Below is a block of data; give all of it again word for word.

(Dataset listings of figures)
start

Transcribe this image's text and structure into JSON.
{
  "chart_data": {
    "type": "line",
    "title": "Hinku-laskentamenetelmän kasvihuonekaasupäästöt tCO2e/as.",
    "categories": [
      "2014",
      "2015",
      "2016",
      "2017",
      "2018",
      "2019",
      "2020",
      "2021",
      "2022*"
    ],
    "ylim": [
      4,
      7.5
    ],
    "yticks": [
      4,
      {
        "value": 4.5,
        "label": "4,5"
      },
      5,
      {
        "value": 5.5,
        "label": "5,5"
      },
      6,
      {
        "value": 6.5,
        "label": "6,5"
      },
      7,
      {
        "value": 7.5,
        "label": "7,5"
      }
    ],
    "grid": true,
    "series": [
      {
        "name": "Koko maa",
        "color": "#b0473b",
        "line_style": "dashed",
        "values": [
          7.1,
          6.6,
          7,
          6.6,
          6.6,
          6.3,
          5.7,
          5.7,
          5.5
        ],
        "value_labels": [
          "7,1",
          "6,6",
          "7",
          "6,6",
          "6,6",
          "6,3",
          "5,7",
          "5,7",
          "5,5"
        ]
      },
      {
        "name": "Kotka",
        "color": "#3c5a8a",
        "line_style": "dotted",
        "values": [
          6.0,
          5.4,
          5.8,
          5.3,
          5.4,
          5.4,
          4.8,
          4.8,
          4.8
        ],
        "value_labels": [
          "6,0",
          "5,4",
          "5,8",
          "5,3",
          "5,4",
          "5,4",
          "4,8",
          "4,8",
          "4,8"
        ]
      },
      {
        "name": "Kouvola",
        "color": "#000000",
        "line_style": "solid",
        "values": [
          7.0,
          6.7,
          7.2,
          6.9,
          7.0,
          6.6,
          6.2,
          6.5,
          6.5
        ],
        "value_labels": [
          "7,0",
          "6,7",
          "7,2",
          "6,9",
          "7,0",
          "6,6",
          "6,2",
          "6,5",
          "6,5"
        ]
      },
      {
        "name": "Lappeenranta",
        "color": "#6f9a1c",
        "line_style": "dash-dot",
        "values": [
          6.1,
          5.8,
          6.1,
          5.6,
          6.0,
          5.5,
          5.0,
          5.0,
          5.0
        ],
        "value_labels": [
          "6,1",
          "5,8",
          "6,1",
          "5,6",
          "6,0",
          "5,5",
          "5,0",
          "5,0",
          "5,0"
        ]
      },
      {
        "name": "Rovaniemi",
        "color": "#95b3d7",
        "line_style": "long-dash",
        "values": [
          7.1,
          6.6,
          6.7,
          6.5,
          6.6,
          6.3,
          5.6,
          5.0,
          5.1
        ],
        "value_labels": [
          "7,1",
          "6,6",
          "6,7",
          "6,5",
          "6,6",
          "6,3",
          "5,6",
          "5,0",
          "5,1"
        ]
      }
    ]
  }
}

end

Complete answer:
Transcribe this image's text and structure into JSON.
{
  "chart_data": {
    "type": "line",
    "title": "Hinku-laskentamenetelmän kasvihuonekaasupäästöt tCO2e/as.",
    "categories": [
      "2014",
      "2015",
      "2016",
      "2017",
      "2018",
      "2019",
      "2020",
      "2021",
      "2022*"
    ],
    "ylim": [
      4,
      7.5
    ],
    "yticks": [
      4,
      {
        "value": 4.5,
        "label": "4,5"
      },
      5,
      {
        "value": 5.5,
        "label": "5,5"
      },
      6,
      {
        "value": 6.5,
        "label": "6,5"
      },
      7,
      {
        "value": 7.5,
        "label": "7,5"
      }
    ],
    "grid": true,
    "series": [
      {
        "name": "Koko maa",
        "color": "#b0473b",
        "line_style": "dashed",
        "values": [
          7.1,
          6.6,
          7,
          6.6,
          6.6,
          6.3,
          5.7,
          5.7,
          5.5
        ],
        "value_labels": [
          "7,1",
          "6,6",
          "7",
          "6,6",
          "6,6",
          "6,3",
          "5,7",
          "5,7",
          "5,5"
        ]
      },
      {
        "name": "Kotka",
        "color": "#3c5a8a",
        "line_style": "dotted",
        "values": [
          6.0,
          5.4,
          5.8,
          5.3,
          5.4,
          5.4,
          4.8,
          4.8,
          4.8
        ],
        "value_labels": [
          "6,0",
          "5,4",
          "5,8",
          "5,3",
          "5,4",
          "5,4",
          "4,8",
          "4,8",
          "4,8"
        ]
      },
      {
        "name": "Kouvola",
        "color": "#000000",
        "line_style": "solid",
        "values": [
          7.0,
          6.7,
          7.2,
          6.9,
          7.0,
          6.6,
          6.2,
          6.5,
          6.5
        ],
        "value_labels": [
          "7,0",
          "6,7",
          "7,2",
          "6,9",
          "7,0",
          "6,6",
          "6,2",
          "6,5",
          "6,5"
        ]
      },
      {
        "name": "Lappeenranta",
        "color": "#6f9a1c",
        "line_style": "dash-dot",
        "values": [
          6.1,
          5.8,
          6.1,
          5.6,
          6.0,
          5.5,
          5.0,
          5.0,
          5.0
        ],
        "value_labels": [
          "6,1",
          "5,8",
          "6,1",
          "5,6",
          "6,0",
          "5,5",
          "5,0",
          "5,0",
          "5,0"
        ]
      },
      {
        "name": "Rovaniemi",
        "color": "#95b3d7",
        "line_style": "long-dash",
        "values": [
          7.1,
          6.6,
          6.7,
          6.5,
          6.6,
          6.3,
          5.6,
          5.0,
          5.1
        ],
        "value_labels": [
          "7,1",
          "6,6",
          "6,7",
          "6,5",
          "6,6",
          "6,3",
          "5,6",
          "5,0",
          "5,1"
        ]
      }
    ]
  }
}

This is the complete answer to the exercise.